All of the records must be restated exactly, with every line complete.
..............................
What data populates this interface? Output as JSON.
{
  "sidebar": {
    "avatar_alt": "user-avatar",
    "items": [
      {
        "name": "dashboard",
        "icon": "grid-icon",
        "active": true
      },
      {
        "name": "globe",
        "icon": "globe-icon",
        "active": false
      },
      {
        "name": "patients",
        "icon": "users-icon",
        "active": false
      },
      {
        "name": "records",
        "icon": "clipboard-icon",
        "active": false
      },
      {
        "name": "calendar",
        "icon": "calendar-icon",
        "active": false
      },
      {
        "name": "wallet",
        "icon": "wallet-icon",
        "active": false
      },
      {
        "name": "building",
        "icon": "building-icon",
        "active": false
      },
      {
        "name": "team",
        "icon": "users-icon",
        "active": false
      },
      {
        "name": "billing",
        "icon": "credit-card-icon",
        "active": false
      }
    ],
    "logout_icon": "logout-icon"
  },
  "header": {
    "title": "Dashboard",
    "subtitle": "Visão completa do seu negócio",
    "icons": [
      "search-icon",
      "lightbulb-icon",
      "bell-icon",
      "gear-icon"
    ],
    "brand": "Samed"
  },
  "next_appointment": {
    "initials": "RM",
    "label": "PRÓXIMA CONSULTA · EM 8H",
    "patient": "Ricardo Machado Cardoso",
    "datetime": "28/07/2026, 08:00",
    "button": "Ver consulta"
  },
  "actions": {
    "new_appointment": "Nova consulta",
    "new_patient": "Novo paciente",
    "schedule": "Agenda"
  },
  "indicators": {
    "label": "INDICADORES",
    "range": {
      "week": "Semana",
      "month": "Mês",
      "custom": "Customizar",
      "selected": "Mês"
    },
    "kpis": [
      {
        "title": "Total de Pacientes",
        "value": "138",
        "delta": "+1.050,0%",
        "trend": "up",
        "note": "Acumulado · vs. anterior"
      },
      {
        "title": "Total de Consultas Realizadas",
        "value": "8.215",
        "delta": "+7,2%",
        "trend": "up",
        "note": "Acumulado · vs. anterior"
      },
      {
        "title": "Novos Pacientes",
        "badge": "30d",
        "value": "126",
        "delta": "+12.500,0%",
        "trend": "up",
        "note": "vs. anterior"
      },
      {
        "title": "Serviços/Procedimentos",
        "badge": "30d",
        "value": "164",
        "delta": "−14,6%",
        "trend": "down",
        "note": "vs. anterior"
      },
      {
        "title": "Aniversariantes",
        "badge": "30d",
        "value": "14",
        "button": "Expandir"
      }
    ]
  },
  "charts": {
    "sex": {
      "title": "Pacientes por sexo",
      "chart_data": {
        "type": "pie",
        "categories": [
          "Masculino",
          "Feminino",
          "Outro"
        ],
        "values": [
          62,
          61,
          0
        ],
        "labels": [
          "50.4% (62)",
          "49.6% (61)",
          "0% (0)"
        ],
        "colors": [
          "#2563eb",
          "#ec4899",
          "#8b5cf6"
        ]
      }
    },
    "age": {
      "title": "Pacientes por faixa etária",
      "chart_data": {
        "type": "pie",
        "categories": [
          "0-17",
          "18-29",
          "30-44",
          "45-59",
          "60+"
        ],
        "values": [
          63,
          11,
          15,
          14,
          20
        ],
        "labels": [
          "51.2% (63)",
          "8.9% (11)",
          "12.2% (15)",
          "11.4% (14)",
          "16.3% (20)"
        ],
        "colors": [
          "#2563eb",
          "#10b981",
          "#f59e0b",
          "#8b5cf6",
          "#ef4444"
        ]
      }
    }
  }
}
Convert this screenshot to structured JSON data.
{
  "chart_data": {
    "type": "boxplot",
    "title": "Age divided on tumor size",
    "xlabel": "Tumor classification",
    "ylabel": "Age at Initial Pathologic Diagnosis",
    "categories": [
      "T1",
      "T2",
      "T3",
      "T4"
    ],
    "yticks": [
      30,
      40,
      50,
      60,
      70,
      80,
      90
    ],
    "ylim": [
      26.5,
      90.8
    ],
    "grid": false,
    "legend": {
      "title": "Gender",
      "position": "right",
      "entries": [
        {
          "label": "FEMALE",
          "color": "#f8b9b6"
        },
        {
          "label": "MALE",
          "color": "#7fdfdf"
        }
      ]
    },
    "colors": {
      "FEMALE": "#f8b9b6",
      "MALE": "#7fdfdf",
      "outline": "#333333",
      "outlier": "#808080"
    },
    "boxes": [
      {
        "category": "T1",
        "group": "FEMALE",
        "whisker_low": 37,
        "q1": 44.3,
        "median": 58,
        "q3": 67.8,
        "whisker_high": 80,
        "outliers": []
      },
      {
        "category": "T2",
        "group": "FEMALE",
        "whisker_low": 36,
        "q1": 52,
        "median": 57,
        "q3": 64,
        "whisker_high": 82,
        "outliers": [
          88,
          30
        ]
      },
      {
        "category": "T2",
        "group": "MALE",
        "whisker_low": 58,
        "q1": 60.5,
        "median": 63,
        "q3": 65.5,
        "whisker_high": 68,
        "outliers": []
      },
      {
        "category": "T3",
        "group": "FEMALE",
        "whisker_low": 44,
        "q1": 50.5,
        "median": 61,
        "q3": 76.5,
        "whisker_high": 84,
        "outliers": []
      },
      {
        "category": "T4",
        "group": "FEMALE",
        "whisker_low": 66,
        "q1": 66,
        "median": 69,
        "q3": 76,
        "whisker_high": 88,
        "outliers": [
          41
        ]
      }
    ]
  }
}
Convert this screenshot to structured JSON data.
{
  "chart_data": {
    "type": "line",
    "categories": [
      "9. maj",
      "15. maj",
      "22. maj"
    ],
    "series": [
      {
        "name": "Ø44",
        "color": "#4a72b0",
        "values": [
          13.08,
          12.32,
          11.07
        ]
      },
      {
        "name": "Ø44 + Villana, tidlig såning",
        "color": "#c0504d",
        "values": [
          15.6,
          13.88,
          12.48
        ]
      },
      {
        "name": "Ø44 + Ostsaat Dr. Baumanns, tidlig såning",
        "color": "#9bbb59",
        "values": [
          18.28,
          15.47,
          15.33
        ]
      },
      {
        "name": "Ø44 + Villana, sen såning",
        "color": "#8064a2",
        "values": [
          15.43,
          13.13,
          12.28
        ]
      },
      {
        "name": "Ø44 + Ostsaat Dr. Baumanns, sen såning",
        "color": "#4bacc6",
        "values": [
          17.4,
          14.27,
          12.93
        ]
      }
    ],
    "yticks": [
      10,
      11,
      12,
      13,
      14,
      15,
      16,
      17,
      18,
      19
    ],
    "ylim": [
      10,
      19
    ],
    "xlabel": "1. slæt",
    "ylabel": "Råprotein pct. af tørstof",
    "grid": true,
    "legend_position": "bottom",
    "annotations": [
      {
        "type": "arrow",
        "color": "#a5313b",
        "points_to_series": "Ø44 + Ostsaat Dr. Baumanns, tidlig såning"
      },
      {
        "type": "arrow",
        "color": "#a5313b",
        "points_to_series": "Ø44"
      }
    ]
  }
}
..............................
**RESPONSE AREA**
What data populates this interface? Output as JSON.
{
  "sidebar": {
    "avatar_alt": "user-avatar",
    "items": [
      {
        "name": "dashboard",
        "icon": "grid-icon",
        "active": true
      },
      {
        "name": "globe",
        "icon": "globe-icon",
        "active": false
      },
      {
        "name": "patients",
        "icon": "users-icon",
        "active": false
      },
      {
        "name": "records",
        "icon": "clipboard-icon",
        "active": false
      },
      {
        "name": "calendar",
        "icon": "calendar-icon",
        "active": false
      },
      {
        "name": "wallet",
        "icon": "wallet-icon",
        "active": false
      },
      {
        "name": "building",
        "icon": "building-icon",
        "active": false
      },
      {
        "name": "team",
        "icon": "users-icon",
        "active": false
      },
      {
        "name": "billing",
        "icon": "credit-card-icon",
        "active": false
      }
    ],
    "logout_icon": "logout-icon"
  },
  "header": {
    "title": "Dashboard",
    "subtitle": "Visão completa do seu negócio",
    "icons": [
      "search-icon",
      "lightbulb-icon",
      "bell-icon",
      "gear-icon"
    ],
    "brand": "Samed"
  },
  "next_appointment": {
    "initials": "RM",
    "label": "PRÓXIMA CONSULTA · EM 8H",
    "patient": "Ricardo Machado Cardoso",
    "datetime": "28/07/2026, 08:00",
    "button": "Ver consulta"
  },
  "actions": {
    "new_appointment": "Nova consulta",
    "new_patient": "Novo paciente",
    "schedule": "Agenda"
  },
  "indicators": {
    "label": "INDICADORES",
    "range": {
      "week": "Semana",
      "month": "Mês",
      "custom": "Customizar",
      "selected": "Mês"
    },
    "kpis": [
      {
        "title": "Total de Pacientes",
        "value": "138",
        "delta": "+1.050,0%",
        "trend": "up",
        "note": "Acumulado · vs. anterior"
      },
      {
        "title": "Total de Consultas Realizadas",
        "value": "8.215",
        "delta": "+7,2%",
        "trend": "up",
        "note": "Acumulado · vs. anterior"
      },
      {
        "title": "Novos Pacientes",
        "badge": "30d",
        "value": "126",
        "delta": "+12.500,0%",
        "trend": "up",
        "note": "vs. anterior"
      },
      {
        "title": "Serviços/Procedimentos",
        "badge": "30d",
        "value": "164",
        "delta": "−14,6%",
        "trend": "down",
        "note": "vs. anterior"
      },
      {
        "title": "Aniversariantes",
        "badge": "30d",
        "value": "14",
        "button": "Expandir"
      }
    ]
  },
  "charts": {
    "sex": {
      "title": "Pacientes por sexo",
      "chart_data": {
        "type": "pie",
        "categories": [
          "Masculino",
          "Feminino",
          "Outro"
        ],
        "values": [
          62,
          61,
          0
        ],
        "labels": [
          "50.4% (62)",
          "49.6% (61)",
          "0% (0)"
        ],
        "colors": [
          "#2563eb",
          "#ec4899",
          "#8b5cf6"
        ]
      }
    },
    "age": {
      "title": "Pacientes por faixa etária",
      "chart_data": {
        "type": "pie",
        "categories": [
          "0-17",
          "18-29",
          "30-44",
          "45-59",
          "60+"
        ],
        "values": [
          63,
          11,
          15,
          14,
          20
        ],
        "labels": [
          "51.2% (63)",
          "8.9% (11)",
          "12.2% (15)",
          "11.4% (14)",
          "16.3% (20)"
        ],
        "colors": [
          "#2563eb",
          "#10b981",
          "#f59e0b",
          "#8b5cf6",
          "#ef4444"
        ]
      }
    }
  }
}
Convert this screenshot to structured JSON data.
{
  "chart_data": {
    "type": "boxplot",
    "title": "Age divided on tumor size",
    "xlabel": "Tumor classification",
    "ylabel": "Age at Initial Pathologic Diagnosis",
    "categories": [
      "T1",
      "T2",
      "T3",
      "T4"
    ],
    "yticks": [
      30,
      40,
      50,
      60,
      70,
      80,
      90
    ],
    "ylim": [
      26.5,
      90.8
    ],
    "grid": false,
    "legend": {
      "title": "Gender",
      "position": "right",
      "entries": [
        {
          "label": "FEMALE",
          "color": "#f8b9b6"
        },
        {
          "label": "MALE",
          "color": "#7fdfdf"
        }
      ]
    },
    "colors": {
      "FEMALE": "#f8b9b6",
      "MALE": "#7fdfdf",
      "outline": "#333333",
      "outlier": "#808080"
    },
    "boxes": [
      {
        "category": "T1",
        "group": "FEMALE",
        "whisker_low": 37,
        "q1": 44.3,
        "median": 58,
        "q3": 67.8,
        "whisker_high": 80,
        "outliers": []
      },
      {
        "category": "T2",
        "group": "FEMALE",
        "whisker_low": 36,
        "q1": 52,
        "median": 57,
        "q3": 64,
        "whisker_high": 82,
        "outliers": [
          88,
          30
        ]
      },
      {
        "category": "T2",
        "group": "MALE",
        "whisker_low": 58,
        "q1": 60.5,
        "median": 63,
        "q3": 65.5,
        "whisker_high": 68,
        "outliers": []
      },
      {
        "category": "T3",
        "group": "FEMALE",
        "whisker_low": 44,
        "q1": 50.5,
        "median": 61,
        "q3": 76.5,
        "whisker_high": 84,
        "outliers": []
      },
      {
        "category": "T4",
        "group": "FEMALE",
        "whisker_low": 66,
        "q1": 66,
        "median": 69,
        "q3": 76,
        "whisker_high": 88,
        "outliers": [
          41
        ]
      }
    ]
  }
}
Convert this screenshot to structured JSON data.
{
  "chart_data": {
    "type": "line",
    "categories": [
      "9. maj",
      "15. maj",
      "22. maj"
    ],
    "series": [
      {
        "name": "Ø44",
        "color": "#4a72b0",
        "values": [
          13.08,
          12.32,
          11.07
        ]
      },
      {
        "name": "Ø44 + Villana, tidlig såning",
        "color": "#c0504d",
        "values": [
          15.6,
          13.88,
          12.48
        ]
      },
      {
        "name": "Ø44 + Ostsaat Dr. Baumanns, tidlig såning",
        "color": "#9bbb59",
        "values": [
          18.28,
          15.47,
          15.33
        ]
      },
      {
        "name": "Ø44 + Villana, sen såning",
        "color": "#8064a2",
        "values": [
          15.43,
          13.13,
          12.28
        ]
      },
      {
        "name": "Ø44 + Ostsaat Dr. Baumanns, sen såning",
        "color": "#4bacc6",
        "values": [
          17.4,
          14.27,
          12.93
        ]
      }
    ],
    "yticks": [
      10,
      11,
      12,
      13,
      14,
      15,
      16,
      17,
      18,
      19
    ],
    "ylim": [
      10,
      19
    ],
    "xlabel": "1. slæt",
    "ylabel": "Råprotein pct. af tørstof",
    "grid": true,
    "legend_position": "bottom",
    "annotations": [
      {
        "type": "arrow",
        "color": "#a5313b",
        "points_to_series": "Ø44 + Ostsaat Dr. Baumanns, tidlig såning"
      },
      {
        "type": "arrow",
        "color": "#a5313b",
        "points_to_series": "Ø44"
      }
    ]
  }
}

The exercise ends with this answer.